§ **DATA TO USE**
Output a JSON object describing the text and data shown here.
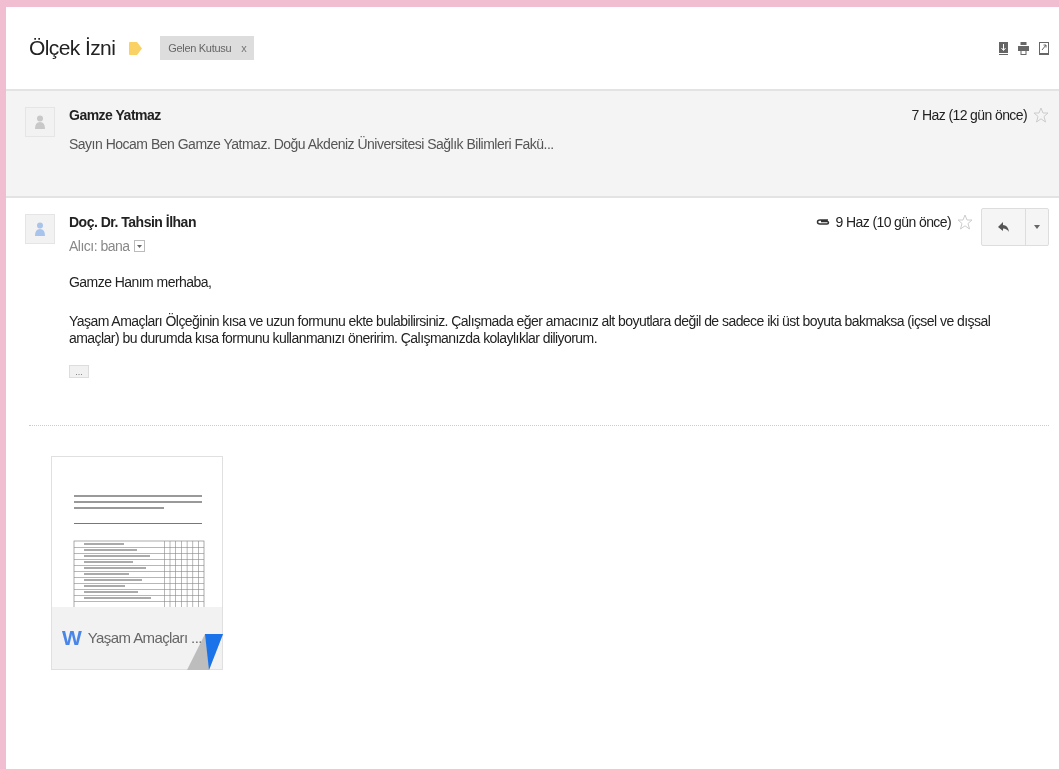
{
  "thread": {
    "subject": "Ölçek İzni",
    "label": {
      "name": "Gelen Kutusu",
      "remove": "x"
    }
  },
  "messages": [
    {
      "kind": "collapsed",
      "sender": "Gamze Yatmaz",
      "snippet": "Sayın Hocam Ben Gamze Yatmaz. Doğu Akdeniz Üniversitesi Sağlık Bilimleri Fakü...",
      "date": "7 Haz (12 gün önce)",
      "starred": false,
      "has_attachment": false
    },
    {
      "kind": "expanded",
      "sender": "Doç. Dr. Tahsin İlhan",
      "recipient": "Alıcı: bana",
      "date": "9 Haz (10 gün önce)",
      "starred": false,
      "has_attachment": true,
      "greeting": "Gamze Hanım merhaba,",
      "body": "Yaşam Amaçları Ölçeğinin kısa ve uzun formunu ekte bulabilirsiniz. Çalışmada eğer amacınız alt boyutlara değil de sadece iki üst boyuta bakmaksa (içsel ve dışsal amaçlar) bu durumda kısa formunu kullanmanızı öneririm. Çalışmanızda kolaylıklar diliyorum.",
      "more": "...",
      "attachments": [
        {
          "file_icon": "W",
          "name": "Yaşam Amaçları ..."
        }
      ]
    }
  ]
}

§ **PROBLEM**
Your answer should be one number: the count of lines in the data above that include the word "sender".

§ **OUTPUT BELOW**
2